[Visual layout annotation data]
━━━━━━━━━━
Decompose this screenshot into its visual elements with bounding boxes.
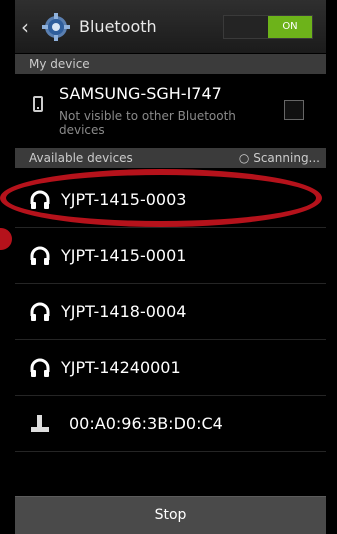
joystick-icon xyxy=(31,414,49,432)
device-item[interactable]: YJPT-1415-0001 xyxy=(15,228,326,284)
headphones-icon xyxy=(30,246,50,265)
visibility-checkbox[interactable] xyxy=(284,100,304,120)
device-item[interactable]: 00:A0:96:3B:D0:C4 xyxy=(15,396,326,452)
gear-icon[interactable] xyxy=(41,12,71,42)
visibility-status: Not visible to other Bluetooth devices xyxy=(59,109,236,137)
page-title: Bluetooth xyxy=(79,17,157,36)
bluetooth-toggle[interactable]: ON xyxy=(223,15,313,39)
spinner-icon: ○ xyxy=(238,151,250,165)
headphones-icon xyxy=(30,302,50,321)
highlight-annotation xyxy=(0,169,322,227)
my-device-name: SAMSUNG-SGH-I747 xyxy=(59,84,222,103)
my-device-section-header: My device xyxy=(15,54,326,74)
device-name: YJPT-1415-0001 xyxy=(61,246,187,265)
stop-button[interactable]: Stop xyxy=(15,496,326,534)
back-icon[interactable]: ‹ xyxy=(21,17,35,37)
device-item[interactable]: YJPT-1418-0004 xyxy=(15,284,326,340)
section-label: My device xyxy=(29,57,90,71)
device-name: YJPT-1418-0004 xyxy=(61,302,187,321)
available-devices-section-header: Available devices ○ Scanning... xyxy=(15,148,326,168)
toggle-on-label: ON xyxy=(268,16,312,38)
title-bar: ‹ Bluetooth ON xyxy=(15,0,326,54)
phone-icon xyxy=(33,96,43,112)
headphones-icon xyxy=(30,358,50,377)
highlight-annotation-mark xyxy=(0,228,12,250)
device-name: YJPT-14240001 xyxy=(61,358,181,377)
device-name: 00:A0:96:3B:D0:C4 xyxy=(69,414,223,433)
scanning-label: Scanning... xyxy=(253,151,320,165)
device-item[interactable]: YJPT-14240001 xyxy=(15,340,326,396)
scanning-indicator: ○ Scanning... xyxy=(239,148,320,168)
section-label: Available devices xyxy=(29,151,133,165)
my-device-row[interactable]: SAMSUNG-SGH-I747 Not visible to other Bl… xyxy=(15,74,326,146)
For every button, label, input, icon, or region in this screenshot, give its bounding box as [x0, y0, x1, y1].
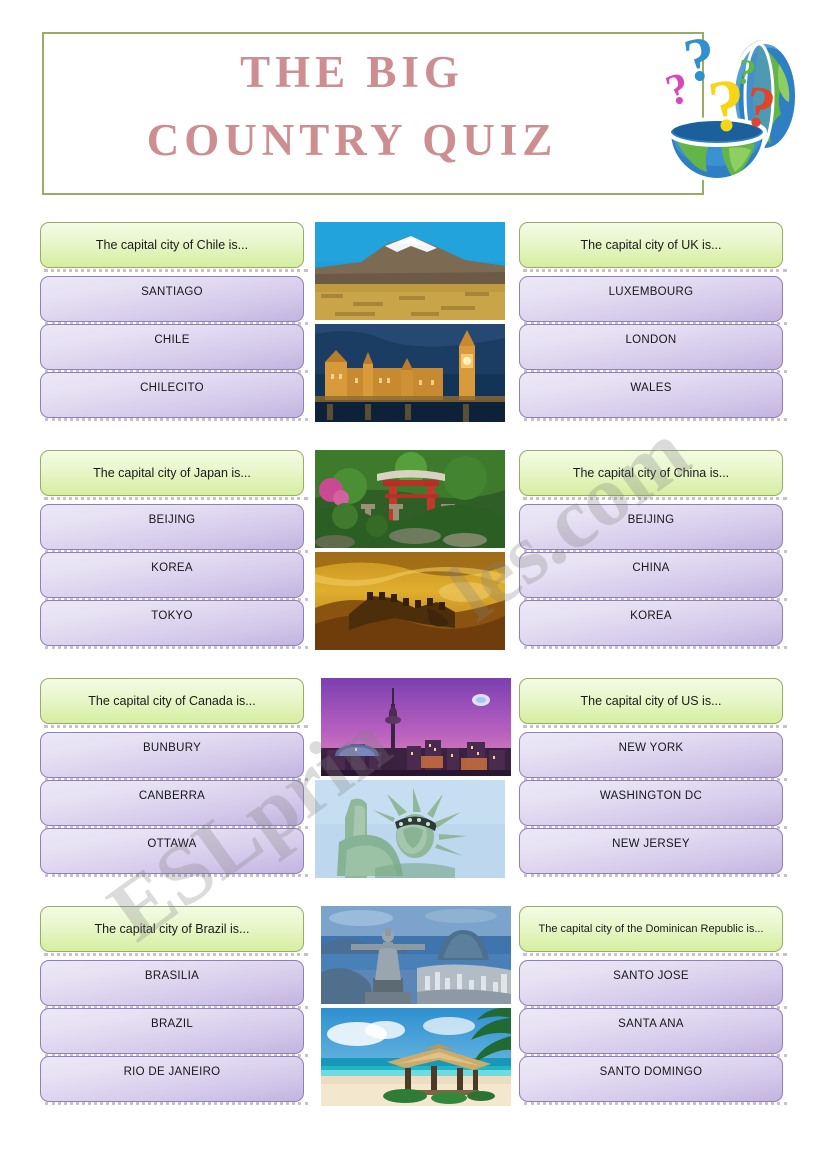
━━━━━━━━━━
Revise the lines of the items that begin at the line containing "joystick-icon xyxy=(31,414,49,432)" and stop after the line containing "gear-icon[interactable] xyxy=(41,12,71,42)", changing "device-item" to "device-entry" and leaving everything else as it is. Give back only those lines.

_TASK ANSWER_.
joystick-icon xyxy=(31,414,49,432)
device-entry[interactable]: YJPT-1415-0001 xyxy=(15,228,326,284)
headphones-icon xyxy=(30,246,50,265)
visibility-checkbox[interactable] xyxy=(284,100,304,120)
device-entry[interactable]: 00:A0:96:3B:D0:C4 xyxy=(15,396,326,452)
gear-icon[interactable] xyxy=(41,12,71,42)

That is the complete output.